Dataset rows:
****

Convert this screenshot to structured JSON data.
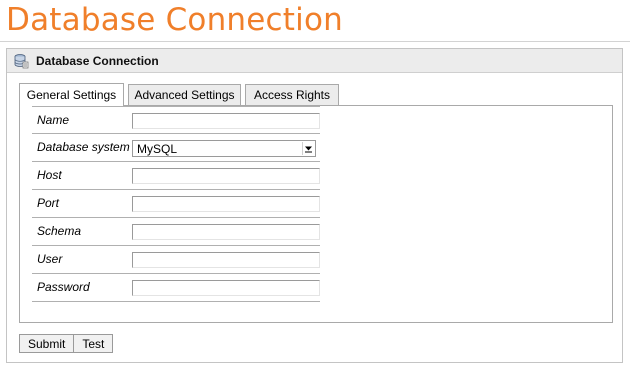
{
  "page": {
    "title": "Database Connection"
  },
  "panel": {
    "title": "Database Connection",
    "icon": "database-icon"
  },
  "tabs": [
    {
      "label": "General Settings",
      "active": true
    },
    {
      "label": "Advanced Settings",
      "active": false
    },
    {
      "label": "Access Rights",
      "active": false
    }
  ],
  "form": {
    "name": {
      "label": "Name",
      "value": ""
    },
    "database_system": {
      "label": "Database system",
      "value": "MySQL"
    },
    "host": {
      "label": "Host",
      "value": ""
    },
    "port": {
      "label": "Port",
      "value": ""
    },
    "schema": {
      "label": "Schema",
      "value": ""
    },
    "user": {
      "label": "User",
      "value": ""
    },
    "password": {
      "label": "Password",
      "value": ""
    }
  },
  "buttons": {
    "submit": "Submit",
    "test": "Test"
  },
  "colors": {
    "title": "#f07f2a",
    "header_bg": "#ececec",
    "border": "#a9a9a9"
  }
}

****

▶ SET EXERCISE
Using the records above, retype everything exactly except the pictures.

▶ PROBLEM SOLUTION
Convert this screenshot to structured JSON data.
{
  "page": {
    "title": "Database Connection"
  },
  "panel": {
    "title": "Database Connection",
    "icon": "database-icon"
  },
  "tabs": [
    {
      "label": "General Settings",
      "active": true
    },
    {
      "label": "Advanced Settings",
      "active": false
    },
    {
      "label": "Access Rights",
      "active": false
    }
  ],
  "form": {
    "name": {
      "label": "Name",
      "value": ""
    },
    "database_system": {
      "label": "Database system",
      "value": "MySQL"
    },
    "host": {
      "label": "Host",
      "value": ""
    },
    "port": {
      "label": "Port",
      "value": ""
    },
    "schema": {
      "label": "Schema",
      "value": ""
    },
    "user": {
      "label": "User",
      "value": ""
    },
    "password": {
      "label": "Password",
      "value": ""
    }
  },
  "buttons": {
    "submit": "Submit",
    "test": "Test"
  },
  "colors": {
    "title": "#f07f2a",
    "header_bg": "#ececec",
    "border": "#a9a9a9"
  }
}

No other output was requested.